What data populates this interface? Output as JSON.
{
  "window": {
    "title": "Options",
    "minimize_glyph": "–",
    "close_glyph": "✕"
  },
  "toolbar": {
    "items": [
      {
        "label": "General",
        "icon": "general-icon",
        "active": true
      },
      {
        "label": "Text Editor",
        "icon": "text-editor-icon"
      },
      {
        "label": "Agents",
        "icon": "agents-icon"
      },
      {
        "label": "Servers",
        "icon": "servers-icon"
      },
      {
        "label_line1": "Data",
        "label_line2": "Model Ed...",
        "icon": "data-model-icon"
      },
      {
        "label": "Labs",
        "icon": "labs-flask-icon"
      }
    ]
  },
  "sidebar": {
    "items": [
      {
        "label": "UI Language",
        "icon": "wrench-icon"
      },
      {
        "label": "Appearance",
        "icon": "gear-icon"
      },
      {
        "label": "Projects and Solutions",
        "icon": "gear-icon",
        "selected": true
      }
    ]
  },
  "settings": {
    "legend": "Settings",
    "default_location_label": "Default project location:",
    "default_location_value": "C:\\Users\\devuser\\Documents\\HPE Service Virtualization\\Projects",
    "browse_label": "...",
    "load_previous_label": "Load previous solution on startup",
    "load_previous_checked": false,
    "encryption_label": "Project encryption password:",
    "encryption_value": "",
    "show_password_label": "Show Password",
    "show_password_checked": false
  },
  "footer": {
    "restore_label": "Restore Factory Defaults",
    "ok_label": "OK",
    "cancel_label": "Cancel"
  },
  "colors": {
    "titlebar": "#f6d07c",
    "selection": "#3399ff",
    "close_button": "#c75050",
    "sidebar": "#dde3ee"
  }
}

**What to produce:** Wherever "Projects" shows up in a line, copy that line.

**Answer in full:**
        "label": "Projects and Solutions",
    "default_location_value": "C:\\Users\\devuser\\Documents\\HPE Service Virtualization\\Projects",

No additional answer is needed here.